_AIM OF THE TASK_
Give all of the lines again, with nothing added or dropped.

(Dataset rows about figures)
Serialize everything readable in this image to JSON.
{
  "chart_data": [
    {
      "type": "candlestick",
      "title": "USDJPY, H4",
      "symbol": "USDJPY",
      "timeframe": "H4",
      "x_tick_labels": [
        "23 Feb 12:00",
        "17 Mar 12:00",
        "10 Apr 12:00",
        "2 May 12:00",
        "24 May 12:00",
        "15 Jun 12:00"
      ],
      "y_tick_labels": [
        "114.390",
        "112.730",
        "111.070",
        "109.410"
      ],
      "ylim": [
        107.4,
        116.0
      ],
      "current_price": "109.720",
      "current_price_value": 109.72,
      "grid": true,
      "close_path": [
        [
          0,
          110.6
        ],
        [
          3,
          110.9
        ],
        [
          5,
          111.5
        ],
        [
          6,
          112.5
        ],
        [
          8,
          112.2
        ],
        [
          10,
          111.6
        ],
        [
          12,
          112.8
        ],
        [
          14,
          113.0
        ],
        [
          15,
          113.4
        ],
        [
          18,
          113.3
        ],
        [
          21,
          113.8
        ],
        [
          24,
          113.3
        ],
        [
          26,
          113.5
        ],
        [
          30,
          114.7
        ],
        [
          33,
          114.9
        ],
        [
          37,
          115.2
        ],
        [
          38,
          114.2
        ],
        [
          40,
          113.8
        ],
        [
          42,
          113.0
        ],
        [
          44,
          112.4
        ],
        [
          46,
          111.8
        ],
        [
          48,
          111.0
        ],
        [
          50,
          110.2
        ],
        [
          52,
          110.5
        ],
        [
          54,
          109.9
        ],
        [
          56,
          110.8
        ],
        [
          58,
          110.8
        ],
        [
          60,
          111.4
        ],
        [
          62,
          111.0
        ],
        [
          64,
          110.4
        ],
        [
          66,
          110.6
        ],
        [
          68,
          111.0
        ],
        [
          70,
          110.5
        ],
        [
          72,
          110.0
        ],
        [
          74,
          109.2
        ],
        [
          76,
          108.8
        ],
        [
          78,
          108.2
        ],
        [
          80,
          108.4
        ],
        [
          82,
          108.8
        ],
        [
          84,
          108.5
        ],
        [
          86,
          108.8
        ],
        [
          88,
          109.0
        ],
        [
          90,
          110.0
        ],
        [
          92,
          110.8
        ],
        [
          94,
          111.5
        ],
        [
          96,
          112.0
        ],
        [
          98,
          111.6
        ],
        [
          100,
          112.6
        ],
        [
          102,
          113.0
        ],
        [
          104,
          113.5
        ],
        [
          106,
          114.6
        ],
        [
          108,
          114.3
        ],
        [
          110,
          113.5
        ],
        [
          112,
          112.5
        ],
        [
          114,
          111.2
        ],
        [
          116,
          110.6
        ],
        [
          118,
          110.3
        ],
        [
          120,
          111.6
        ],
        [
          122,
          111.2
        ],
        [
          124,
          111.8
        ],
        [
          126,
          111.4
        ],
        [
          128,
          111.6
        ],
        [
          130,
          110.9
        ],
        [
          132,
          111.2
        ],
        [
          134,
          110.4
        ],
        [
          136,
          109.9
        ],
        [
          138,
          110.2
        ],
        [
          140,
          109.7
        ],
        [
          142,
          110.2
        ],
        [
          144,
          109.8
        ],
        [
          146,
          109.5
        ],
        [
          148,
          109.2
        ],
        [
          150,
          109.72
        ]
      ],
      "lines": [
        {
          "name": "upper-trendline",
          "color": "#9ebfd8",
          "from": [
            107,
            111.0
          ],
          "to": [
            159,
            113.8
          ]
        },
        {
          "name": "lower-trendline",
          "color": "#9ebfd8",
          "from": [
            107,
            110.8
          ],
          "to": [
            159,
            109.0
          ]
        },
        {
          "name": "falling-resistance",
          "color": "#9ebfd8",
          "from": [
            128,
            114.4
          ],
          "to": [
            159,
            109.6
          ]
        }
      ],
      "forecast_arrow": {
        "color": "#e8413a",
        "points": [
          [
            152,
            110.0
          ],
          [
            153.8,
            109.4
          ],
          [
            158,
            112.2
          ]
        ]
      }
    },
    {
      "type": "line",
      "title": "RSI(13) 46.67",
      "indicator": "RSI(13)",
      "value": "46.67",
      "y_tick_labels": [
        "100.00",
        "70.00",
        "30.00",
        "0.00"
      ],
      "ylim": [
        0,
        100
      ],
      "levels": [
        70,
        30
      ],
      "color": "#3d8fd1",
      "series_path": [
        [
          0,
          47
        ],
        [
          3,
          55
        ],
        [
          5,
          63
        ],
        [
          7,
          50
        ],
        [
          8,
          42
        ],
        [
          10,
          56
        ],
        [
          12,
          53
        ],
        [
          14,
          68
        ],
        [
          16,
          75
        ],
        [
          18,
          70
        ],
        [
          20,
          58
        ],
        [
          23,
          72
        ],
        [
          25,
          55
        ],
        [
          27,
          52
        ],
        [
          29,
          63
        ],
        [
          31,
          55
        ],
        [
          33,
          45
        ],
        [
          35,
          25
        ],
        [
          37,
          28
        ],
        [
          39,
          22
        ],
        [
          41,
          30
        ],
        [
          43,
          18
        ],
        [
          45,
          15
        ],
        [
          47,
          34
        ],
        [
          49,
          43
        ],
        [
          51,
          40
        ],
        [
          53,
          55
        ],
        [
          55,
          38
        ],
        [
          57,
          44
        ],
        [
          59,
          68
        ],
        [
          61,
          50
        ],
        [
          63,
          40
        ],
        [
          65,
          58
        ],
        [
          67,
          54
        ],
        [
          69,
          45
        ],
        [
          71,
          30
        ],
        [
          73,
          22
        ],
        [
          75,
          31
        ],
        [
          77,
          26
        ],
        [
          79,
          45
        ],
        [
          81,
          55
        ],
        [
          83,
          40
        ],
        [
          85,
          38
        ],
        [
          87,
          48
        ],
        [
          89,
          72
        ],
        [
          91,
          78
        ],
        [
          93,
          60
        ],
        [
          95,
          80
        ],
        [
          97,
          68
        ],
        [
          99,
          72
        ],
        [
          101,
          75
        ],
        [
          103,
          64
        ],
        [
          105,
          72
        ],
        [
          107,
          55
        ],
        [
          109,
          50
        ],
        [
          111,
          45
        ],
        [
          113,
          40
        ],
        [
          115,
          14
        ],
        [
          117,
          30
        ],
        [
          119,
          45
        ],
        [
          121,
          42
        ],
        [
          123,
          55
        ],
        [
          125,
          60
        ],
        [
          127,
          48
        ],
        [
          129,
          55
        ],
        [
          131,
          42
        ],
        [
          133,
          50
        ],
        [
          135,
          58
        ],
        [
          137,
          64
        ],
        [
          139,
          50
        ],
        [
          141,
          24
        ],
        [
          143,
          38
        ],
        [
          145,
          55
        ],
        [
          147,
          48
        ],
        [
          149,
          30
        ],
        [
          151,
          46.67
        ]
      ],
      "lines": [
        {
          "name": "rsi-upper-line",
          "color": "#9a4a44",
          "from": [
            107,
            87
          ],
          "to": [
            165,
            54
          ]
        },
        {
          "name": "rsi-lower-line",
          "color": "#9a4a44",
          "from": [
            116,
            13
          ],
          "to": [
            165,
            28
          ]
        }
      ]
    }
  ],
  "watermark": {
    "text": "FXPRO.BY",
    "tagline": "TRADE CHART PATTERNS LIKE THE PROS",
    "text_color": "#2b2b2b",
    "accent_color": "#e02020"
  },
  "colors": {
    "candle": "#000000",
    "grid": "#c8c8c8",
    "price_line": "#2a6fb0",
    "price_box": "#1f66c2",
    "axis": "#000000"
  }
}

_RESPONSE_
Serialize everything readable in this image to JSON.
{
  "chart_data": [
    {
      "type": "candlestick",
      "title": "USDJPY, H4",
      "symbol": "USDJPY",
      "timeframe": "H4",
      "x_tick_labels": [
        "23 Feb 12:00",
        "17 Mar 12:00",
        "10 Apr 12:00",
        "2 May 12:00",
        "24 May 12:00",
        "15 Jun 12:00"
      ],
      "y_tick_labels": [
        "114.390",
        "112.730",
        "111.070",
        "109.410"
      ],
      "ylim": [
        107.4,
        116.0
      ],
      "current_price": "109.720",
      "current_price_value": 109.72,
      "grid": true,
      "close_path": [
        [
          0,
          110.6
        ],
        [
          3,
          110.9
        ],
        [
          5,
          111.5
        ],
        [
          6,
          112.5
        ],
        [
          8,
          112.2
        ],
        [
          10,
          111.6
        ],
        [
          12,
          112.8
        ],
        [
          14,
          113.0
        ],
        [
          15,
          113.4
        ],
        [
          18,
          113.3
        ],
        [
          21,
          113.8
        ],
        [
          24,
          113.3
        ],
        [
          26,
          113.5
        ],
        [
          30,
          114.7
        ],
        [
          33,
          114.9
        ],
        [
          37,
          115.2
        ],
        [
          38,
          114.2
        ],
        [
          40,
          113.8
        ],
        [
          42,
          113.0
        ],
        [
          44,
          112.4
        ],
        [
          46,
          111.8
        ],
        [
          48,
          111.0
        ],
        [
          50,
          110.2
        ],
        [
          52,
          110.5
        ],
        [
          54,
          109.9
        ],
        [
          56,
          110.8
        ],
        [
          58,
          110.8
        ],
        [
          60,
          111.4
        ],
        [
          62,
          111.0
        ],
        [
          64,
          110.4
        ],
        [
          66,
          110.6
        ],
        [
          68,
          111.0
        ],
        [
          70,
          110.5
        ],
        [
          72,
          110.0
        ],
        [
          74,
          109.2
        ],
        [
          76,
          108.8
        ],
        [
          78,
          108.2
        ],
        [
          80,
          108.4
        ],
        [
          82,
          108.8
        ],
        [
          84,
          108.5
        ],
        [
          86,
          108.8
        ],
        [
          88,
          109.0
        ],
        [
          90,
          110.0
        ],
        [
          92,
          110.8
        ],
        [
          94,
          111.5
        ],
        [
          96,
          112.0
        ],
        [
          98,
          111.6
        ],
        [
          100,
          112.6
        ],
        [
          102,
          113.0
        ],
        [
          104,
          113.5
        ],
        [
          106,
          114.6
        ],
        [
          108,
          114.3
        ],
        [
          110,
          113.5
        ],
        [
          112,
          112.5
        ],
        [
          114,
          111.2
        ],
        [
          116,
          110.6
        ],
        [
          118,
          110.3
        ],
        [
          120,
          111.6
        ],
        [
          122,
          111.2
        ],
        [
          124,
          111.8
        ],
        [
          126,
          111.4
        ],
        [
          128,
          111.6
        ],
        [
          130,
          110.9
        ],
        [
          132,
          111.2
        ],
        [
          134,
          110.4
        ],
        [
          136,
          109.9
        ],
        [
          138,
          110.2
        ],
        [
          140,
          109.7
        ],
        [
          142,
          110.2
        ],
        [
          144,
          109.8
        ],
        [
          146,
          109.5
        ],
        [
          148,
          109.2
        ],
        [
          150,
          109.72
        ]
      ],
      "lines": [
        {
          "name": "upper-trendline",
          "color": "#9ebfd8",
          "from": [
            107,
            111.0
          ],
          "to": [
            159,
            113.8
          ]
        },
        {
          "name": "lower-trendline",
          "color": "#9ebfd8",
          "from": [
            107,
            110.8
          ],
          "to": [
            159,
            109.0
          ]
        },
        {
          "name": "falling-resistance",
          "color": "#9ebfd8",
          "from": [
            128,
            114.4
          ],
          "to": [
            159,
            109.6
          ]
        }
      ],
      "forecast_arrow": {
        "color": "#e8413a",
        "points": [
          [
            152,
            110.0
          ],
          [
            153.8,
            109.4
          ],
          [
            158,
            112.2
          ]
        ]
      }
    },
    {
      "type": "line",
      "title": "RSI(13) 46.67",
      "indicator": "RSI(13)",
      "value": "46.67",
      "y_tick_labels": [
        "100.00",
        "70.00",
        "30.00",
        "0.00"
      ],
      "ylim": [
        0,
        100
      ],
      "levels": [
        70,
        30
      ],
      "color": "#3d8fd1",
      "series_path": [
        [
          0,
          47
        ],
        [
          3,
          55
        ],
        [
          5,
          63
        ],
        [
          7,
          50
        ],
        [
          8,
          42
        ],
        [
          10,
          56
        ],
        [
          12,
          53
        ],
        [
          14,
          68
        ],
        [
          16,
          75
        ],
        [
          18,
          70
        ],
        [
          20,
          58
        ],
        [
          23,
          72
        ],
        [
          25,
          55
        ],
        [
          27,
          52
        ],
        [
          29,
          63
        ],
        [
          31,
          55
        ],
        [
          33,
          45
        ],
        [
          35,
          25
        ],
        [
          37,
          28
        ],
        [
          39,
          22
        ],
        [
          41,
          30
        ],
        [
          43,
          18
        ],
        [
          45,
          15
        ],
        [
          47,
          34
        ],
        [
          49,
          43
        ],
        [
          51,
          40
        ],
        [
          53,
          55
        ],
        [
          55,
          38
        ],
        [
          57,
          44
        ],
        [
          59,
          68
        ],
        [
          61,
          50
        ],
        [
          63,
          40
        ],
        [
          65,
          58
        ],
        [
          67,
          54
        ],
        [
          69,
          45
        ],
        [
          71,
          30
        ],
        [
          73,
          22
        ],
        [
          75,
          31
        ],
        [
          77,
          26
        ],
        [
          79,
          45
        ],
        [
          81,
          55
        ],
        [
          83,
          40
        ],
        [
          85,
          38
        ],
        [
          87,
          48
        ],
        [
          89,
          72
        ],
        [
          91,
          78
        ],
        [
          93,
          60
        ],
        [
          95,
          80
        ],
        [
          97,
          68
        ],
        [
          99,
          72
        ],
        [
          101,
          75
        ],
        [
          103,
          64
        ],
        [
          105,
          72
        ],
        [
          107,
          55
        ],
        [
          109,
          50
        ],
        [
          111,
          45
        ],
        [
          113,
          40
        ],
        [
          115,
          14
        ],
        [
          117,
          30
        ],
        [
          119,
          45
        ],
        [
          121,
          42
        ],
        [
          123,
          55
        ],
        [
          125,
          60
        ],
        [
          127,
          48
        ],
        [
          129,
          55
        ],
        [
          131,
          42
        ],
        [
          133,
          50
        ],
        [
          135,
          58
        ],
        [
          137,
          64
        ],
        [
          139,
          50
        ],
        [
          141,
          24
        ],
        [
          143,
          38
        ],
        [
          145,
          55
        ],
        [
          147,
          48
        ],
        [
          149,
          30
        ],
        [
          151,
          46.67
        ]
      ],
      "lines": [
        {
          "name": "rsi-upper-line",
          "color": "#9a4a44",
          "from": [
            107,
            87
          ],
          "to": [
            165,
            54
          ]
        },
        {
          "name": "rsi-lower-line",
          "color": "#9a4a44",
          "from": [
            116,
            13
          ],
          "to": [
            165,
            28
          ]
        }
      ]
    }
  ],
  "watermark": {
    "text": "FXPRO.BY",
    "tagline": "TRADE CHART PATTERNS LIKE THE PROS",
    "text_color": "#2b2b2b",
    "accent_color": "#e02020"
  },
  "colors": {
    "candle": "#000000",
    "grid": "#c8c8c8",
    "price_line": "#2a6fb0",
    "price_box": "#1f66c2",
    "axis": "#000000"
  }
}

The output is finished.